[EXERCISE OBJECTIVE]
When duplicating the records beneath this instruction, omit every picture and keep all else exact.

[AVAILABLE RECORDS]
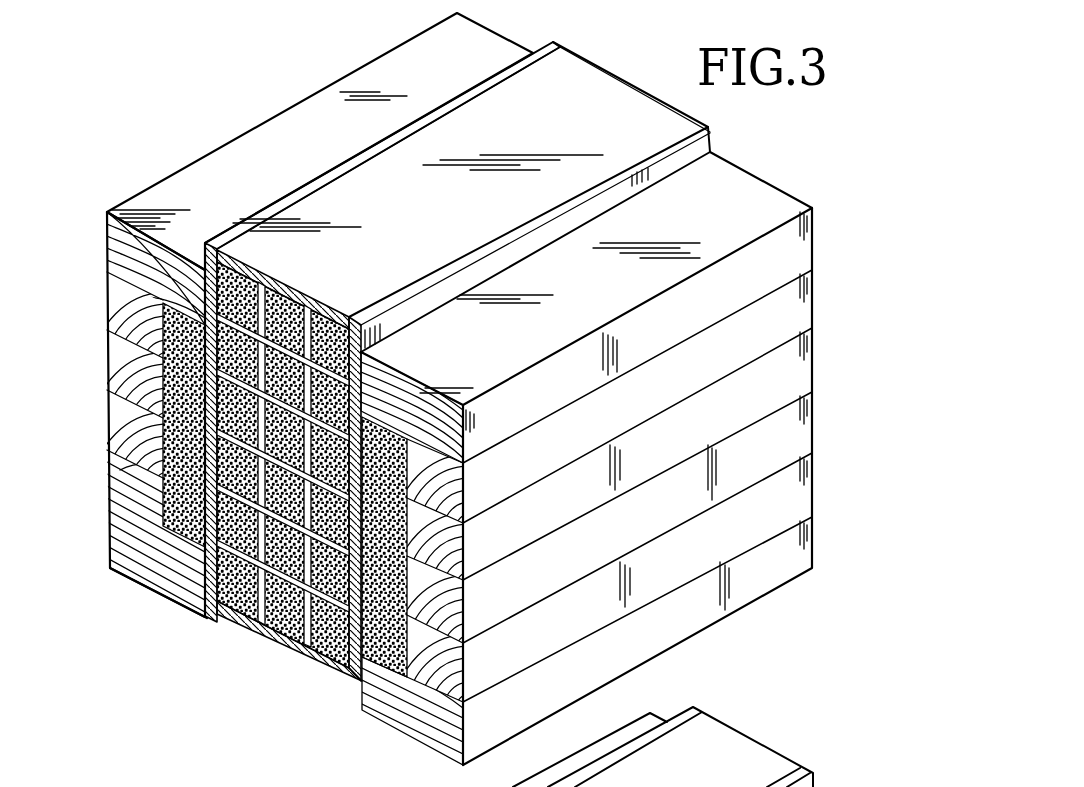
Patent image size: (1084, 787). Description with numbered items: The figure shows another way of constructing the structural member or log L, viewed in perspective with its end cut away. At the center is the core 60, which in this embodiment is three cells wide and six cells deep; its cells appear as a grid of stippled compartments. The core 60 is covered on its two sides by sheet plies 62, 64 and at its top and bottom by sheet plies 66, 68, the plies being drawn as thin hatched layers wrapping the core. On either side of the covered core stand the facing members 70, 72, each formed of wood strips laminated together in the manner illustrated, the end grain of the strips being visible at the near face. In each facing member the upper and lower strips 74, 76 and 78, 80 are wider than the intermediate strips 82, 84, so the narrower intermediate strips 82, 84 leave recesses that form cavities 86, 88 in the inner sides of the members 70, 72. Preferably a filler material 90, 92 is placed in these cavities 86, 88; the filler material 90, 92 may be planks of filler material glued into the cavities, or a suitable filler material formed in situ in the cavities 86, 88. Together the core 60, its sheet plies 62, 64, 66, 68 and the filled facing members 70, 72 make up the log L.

The core 60 is at (307, 672).
The sheet ply 62 is at (335, 173).
The sheet ply 64 is at (527, 233).
The sheet ply 66 is at (622, 78).
The sheet ply 68 is at (267, 633).
The facing member 70 is at (92, 390).
The facing member 72 is at (835, 372).
The upper strip 74 is at (175, 197).
The upper strip 76 is at (450, 320).
The lower strip 78 is at (167, 598).
The lower strip 80 is at (380, 717).
The intermediate strips 82 is at (125, 295).
The intermediate strips 84 is at (468, 492).
The cavity 86 is at (143, 572).
The cavity 88 is at (403, 607).
The filler material 90 is at (180, 435).
The filler material 92 is at (383, 460).
The log L is at (267, 662).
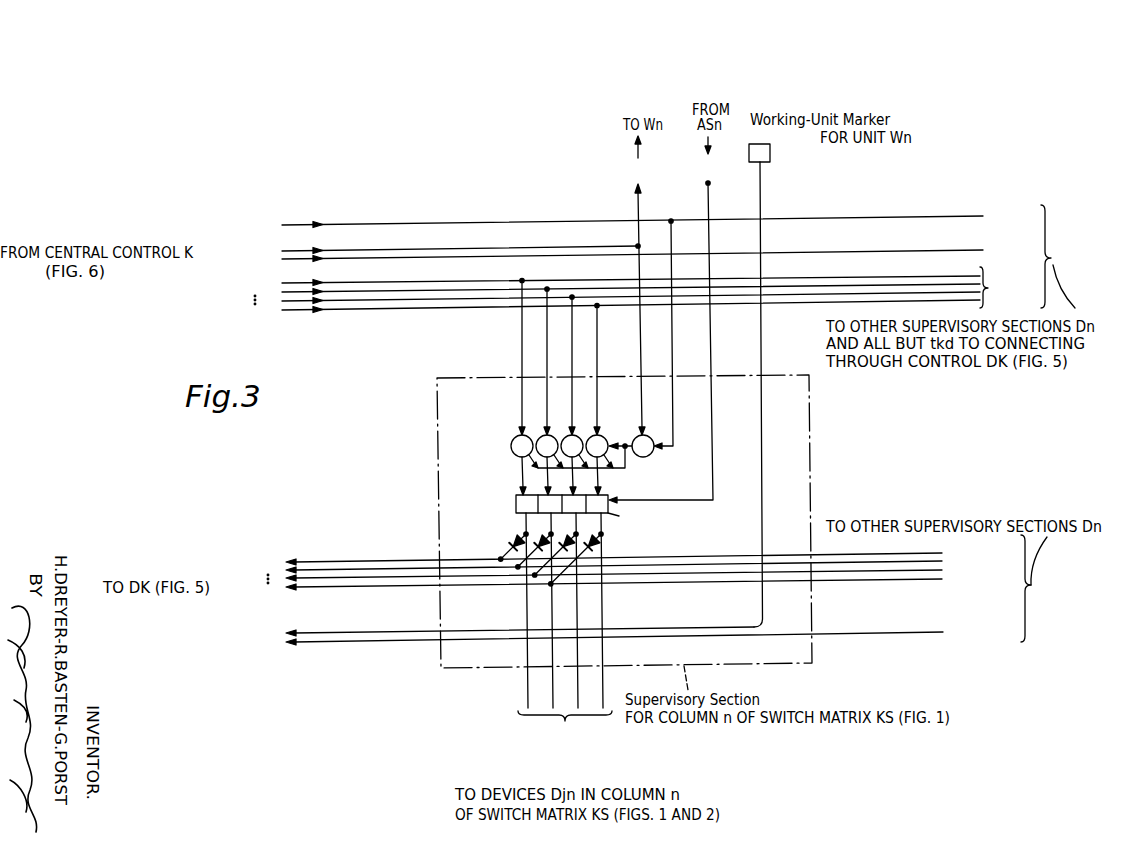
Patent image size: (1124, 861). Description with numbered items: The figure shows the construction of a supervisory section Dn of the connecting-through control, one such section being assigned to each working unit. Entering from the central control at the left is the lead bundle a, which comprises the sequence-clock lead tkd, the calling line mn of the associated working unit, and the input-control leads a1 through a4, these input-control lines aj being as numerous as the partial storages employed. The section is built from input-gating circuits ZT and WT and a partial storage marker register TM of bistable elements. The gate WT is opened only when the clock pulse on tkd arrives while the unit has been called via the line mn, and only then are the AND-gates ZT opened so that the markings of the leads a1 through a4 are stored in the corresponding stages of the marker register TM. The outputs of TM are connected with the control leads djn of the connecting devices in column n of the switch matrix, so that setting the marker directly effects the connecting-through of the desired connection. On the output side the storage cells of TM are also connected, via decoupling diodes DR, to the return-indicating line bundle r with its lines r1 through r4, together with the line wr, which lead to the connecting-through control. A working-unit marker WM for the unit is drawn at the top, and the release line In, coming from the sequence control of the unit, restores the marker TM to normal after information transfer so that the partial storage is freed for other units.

The input-control lead bundle a is at (236, 206).
The sequence-clock pulse lead tkd is at (614, 332).
The calling line mn is at (641, 297).
The input-control lead a1 is at (612, 355).
The input-control lead a4 is at (612, 367).
The input-control lines aj is at (993, 287).
The release line In is at (662, 331).
The working-unit marker WM is at (767, 129).
The supervisory section Dn is at (772, 666).
The AND-gates ZT is at (568, 465).
The input-gating circuit WT is at (591, 458).
The partial storage marker register TM is at (576, 526).
The control leads of connecting devices djn is at (565, 780).
The decoupling diodes DR is at (543, 559).
The return-indicating line bundle r is at (242, 545).
The return-indicating line r1 is at (602, 562).
The return-indicating line r4 is at (602, 587).
The wr,n line wr is at (628, 633).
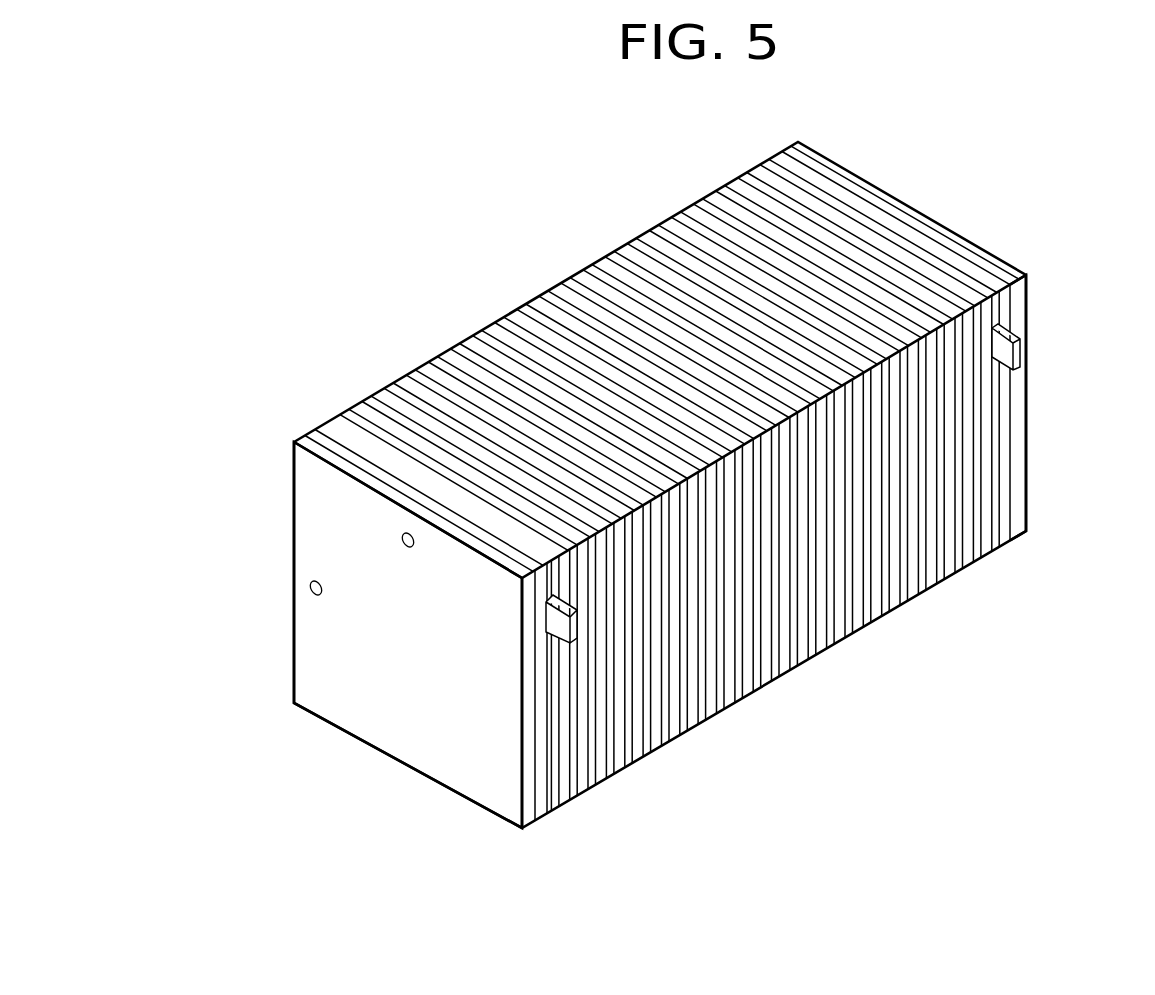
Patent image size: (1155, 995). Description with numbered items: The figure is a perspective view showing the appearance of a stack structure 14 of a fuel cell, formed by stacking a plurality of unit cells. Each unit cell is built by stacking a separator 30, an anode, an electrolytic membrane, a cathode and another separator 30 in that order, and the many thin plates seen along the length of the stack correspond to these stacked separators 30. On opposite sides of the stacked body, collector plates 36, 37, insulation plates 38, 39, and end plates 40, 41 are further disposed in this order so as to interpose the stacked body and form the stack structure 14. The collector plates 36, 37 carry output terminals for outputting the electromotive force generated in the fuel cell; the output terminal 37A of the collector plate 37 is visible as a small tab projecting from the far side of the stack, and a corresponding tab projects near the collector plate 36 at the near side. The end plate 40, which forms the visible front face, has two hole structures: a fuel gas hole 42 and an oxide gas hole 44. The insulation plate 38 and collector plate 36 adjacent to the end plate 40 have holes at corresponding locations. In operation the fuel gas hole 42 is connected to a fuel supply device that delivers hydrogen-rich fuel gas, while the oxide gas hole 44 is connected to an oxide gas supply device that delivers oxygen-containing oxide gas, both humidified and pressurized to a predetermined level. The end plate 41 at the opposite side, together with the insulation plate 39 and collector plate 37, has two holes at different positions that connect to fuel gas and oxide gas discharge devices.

The stack structure 14 is at (503, 237).
The separator 30 is at (893, 609).
The collector plate 36 is at (548, 812).
The collector plate 37 is at (1002, 545).
The output terminal 37A is at (1005, 352).
The insulation plate 38 is at (547, 826).
The insulation plate 39 is at (1012, 550).
The end plate 40 is at (493, 803).
The end plate 41 is at (1020, 507).
The fuel gas hole 42 is at (311, 591).
The oxide gas hole 44 is at (407, 546).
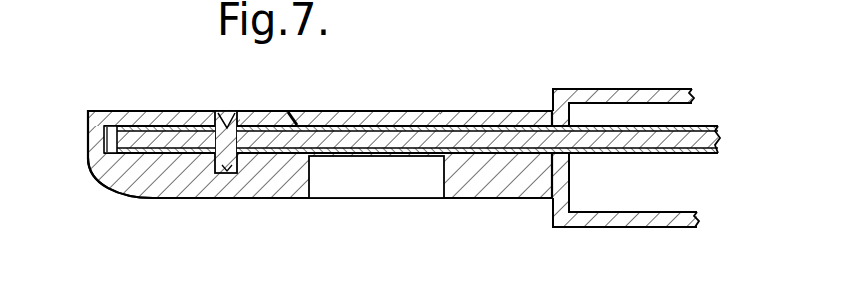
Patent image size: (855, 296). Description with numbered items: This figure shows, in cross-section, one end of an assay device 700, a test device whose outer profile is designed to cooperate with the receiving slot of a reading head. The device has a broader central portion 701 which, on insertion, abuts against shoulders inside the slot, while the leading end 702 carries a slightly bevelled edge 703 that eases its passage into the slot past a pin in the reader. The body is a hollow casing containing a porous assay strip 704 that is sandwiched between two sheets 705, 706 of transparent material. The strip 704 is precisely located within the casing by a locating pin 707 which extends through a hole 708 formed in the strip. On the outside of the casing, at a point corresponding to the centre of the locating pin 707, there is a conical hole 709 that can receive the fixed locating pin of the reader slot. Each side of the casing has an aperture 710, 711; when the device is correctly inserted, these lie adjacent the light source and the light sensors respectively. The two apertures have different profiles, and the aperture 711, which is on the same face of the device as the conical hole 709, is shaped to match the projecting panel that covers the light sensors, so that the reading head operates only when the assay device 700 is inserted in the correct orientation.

The assay device 700 is at (486, 108).
The broader central portion 701 is at (589, 87).
The leading end 702 is at (138, 110).
The bevelled edge 703 is at (108, 183).
The porous assay strip 704 is at (720, 140).
The sheet of transparent material 705 is at (633, 124).
The sheet of transparent material 706 is at (655, 157).
The locating pin 707 is at (228, 166).
The hole 708 is at (242, 137).
The conical hole 709 is at (227, 124).
The aperture 710 is at (400, 173).
The aperture 711 is at (373, 117).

[OUTPUT FOR THIS EXERCISE]
Patent image size: (1084, 787). Description with numbered items: The figure shows another way of constructing the structural member or log L, viewed in perspective with its end cut away. At the center is the core 60, which in this embodiment is three cells wide and six cells deep; its cells appear as a grid of stippled compartments. The core 60 is covered on its two sides by sheet plies 62, 64 and at its top and bottom by sheet plies 66, 68, the plies being drawn as thin hatched layers wrapping the core. On either side of the covered core stand the facing members 70, 72, each formed of wood strips laminated together in the manner illustrated, the end grain of the strips being visible at the near face. In each facing member the upper and lower strips 74, 76 and 78, 80 are wider than the intermediate strips 82, 84, so the narrower intermediate strips 82, 84 leave recesses that form cavities 86, 88 in the inner sides of the members 70, 72. Preferably a filler material 90, 92 is placed in these cavities 86, 88; the filler material 90, 92 may be planks of filler material glued into the cavities, or a suitable filler material formed in situ in the cavities 86, 88. Together the core 60, its sheet plies 62, 64, 66, 68 and the filled facing members 70, 72 make up the log L.

The core 60 is at (307, 672).
The sheet ply 62 is at (335, 173).
The sheet ply 64 is at (527, 233).
The sheet ply 66 is at (622, 78).
The sheet ply 68 is at (267, 633).
The facing member 70 is at (92, 390).
The facing member 72 is at (835, 372).
The upper strip 74 is at (175, 197).
The upper strip 76 is at (450, 320).
The lower strip 78 is at (167, 598).
The lower strip 80 is at (380, 717).
The intermediate strips 82 is at (125, 295).
The intermediate strips 84 is at (468, 492).
The cavity 86 is at (143, 572).
The cavity 88 is at (403, 607).
The filler material 90 is at (180, 435).
The filler material 92 is at (383, 460).
The log L is at (267, 662).
Patent image size: (1124, 861). Description with numbered items: The figure shows the construction of a supervisory section Dn of the connecting-through control, one such section being assigned to each working unit. Entering from the central control at the left is the lead bundle a, which comprises the sequence-clock lead tkd, the calling line mn of the associated working unit, and the input-control leads a1 through a4, these input-control lines aj being as numerous as the partial storages employed. The section is built from input-gating circuits ZT and WT and a partial storage marker register TM of bistable elements. The gate WT is opened only when the clock pulse on tkd arrives while the unit has been called via the line mn, and only then are the AND-gates ZT opened so that the markings of the leads a1 through a4 are stored in the corresponding stages of the marker register TM. The outputs of TM are connected with the control leads djn of the connecting devices in column n of the switch matrix, so that setting the marker directly effects the connecting-through of the desired connection. On the output side the storage cells of TM are also connected, via decoupling diodes DR, to the return-indicating line bundle r with its lines r1 through r4, together with the line wr, which lead to the connecting-through control. A working-unit marker WM for the unit is drawn at the top, and the release line In, coming from the sequence control of the unit, restores the marker TM to normal after information transfer so that the partial storage is freed for other units.

The input-control lead bundle a is at (236, 206).
The sequence-clock pulse lead tkd is at (614, 332).
The calling line mn is at (641, 297).
The input-control lead a1 is at (612, 355).
The input-control lead a4 is at (612, 367).
The input-control lines aj is at (993, 287).
The release line In is at (662, 331).
The working-unit marker WM is at (767, 129).
The supervisory section Dn is at (772, 666).
The AND-gates ZT is at (568, 465).
The input-gating circuit WT is at (591, 458).
The partial storage marker register TM is at (576, 526).
The control leads of connecting devices djn is at (565, 780).
The decoupling diodes DR is at (543, 559).
The return-indicating line bundle r is at (242, 545).
The return-indicating line r1 is at (602, 562).
The return-indicating line r4 is at (602, 587).
The wr,n line wr is at (628, 633).
Patent image size: (1155, 995). Description with numbered items: The figure is a perspective view showing the appearance of a stack structure 14 of a fuel cell, formed by stacking a plurality of unit cells. Each unit cell is built by stacking a separator 30, an anode, an electrolytic membrane, a cathode and another separator 30 in that order, and the many thin plates seen along the length of the stack correspond to these stacked separators 30. On opposite sides of the stacked body, collector plates 36, 37, insulation plates 38, 39, and end plates 40, 41 are further disposed in this order so as to interpose the stacked body and form the stack structure 14. The collector plates 36, 37 carry output terminals for outputting the electromotive force generated in the fuel cell; the output terminal 37A of the collector plate 37 is visible as a small tab projecting from the far side of the stack, and a corresponding tab projects near the collector plate 36 at the near side. The end plate 40, which forms the visible front face, has two hole structures: a fuel gas hole 42 and an oxide gas hole 44. The insulation plate 38 and collector plate 36 adjacent to the end plate 40 have holes at corresponding locations. In operation the fuel gas hole 42 is connected to a fuel supply device that delivers hydrogen-rich fuel gas, while the oxide gas hole 44 is connected to an oxide gas supply device that delivers oxygen-containing oxide gas, both humidified and pressurized to a predetermined level. The end plate 41 at the opposite side, together with the insulation plate 39 and collector plate 37, has two holes at different positions that connect to fuel gas and oxide gas discharge devices.

The stack structure 14 is at (503, 237).
The separator 30 is at (893, 609).
The collector plate 36 is at (548, 812).
The collector plate 37 is at (1002, 545).
The output terminal 37A is at (1005, 352).
The insulation plate 38 is at (547, 826).
The insulation plate 39 is at (1012, 550).
The end plate 40 is at (493, 803).
The end plate 41 is at (1020, 507).
The fuel gas hole 42 is at (311, 591).
The oxide gas hole 44 is at (407, 546).
Patent image size: (855, 296). Description with numbered items: This figure shows, in cross-section, one end of an assay device 700, a test device whose outer profile is designed to cooperate with the receiving slot of a reading head. The device has a broader central portion 701 which, on insertion, abuts against shoulders inside the slot, while the leading end 702 carries a slightly bevelled edge 703 that eases its passage into the slot past a pin in the reader. The body is a hollow casing containing a porous assay strip 704 that is sandwiched between two sheets 705, 706 of transparent material. The strip 704 is precisely located within the casing by a locating pin 707 which extends through a hole 708 formed in the strip. On the outside of the casing, at a point corresponding to the centre of the locating pin 707, there is a conical hole 709 that can receive the fixed locating pin of the reader slot. Each side of the casing has an aperture 710, 711; when the device is correctly inserted, these lie adjacent the light source and the light sensors respectively. The two apertures have different profiles, and the aperture 711, which is on the same face of the device as the conical hole 709, is shaped to match the projecting panel that covers the light sensors, so that the reading head operates only when the assay device 700 is inserted in the correct orientation.

The assay device 700 is at (486, 108).
The broader central portion 701 is at (589, 87).
The leading end 702 is at (138, 110).
The bevelled edge 703 is at (108, 183).
The porous assay strip 704 is at (720, 140).
The sheet of transparent material 705 is at (633, 124).
The sheet of transparent material 706 is at (655, 157).
The locating pin 707 is at (228, 166).
The hole 708 is at (242, 137).
The conical hole 709 is at (227, 124).
The aperture 710 is at (400, 173).
The aperture 711 is at (373, 117).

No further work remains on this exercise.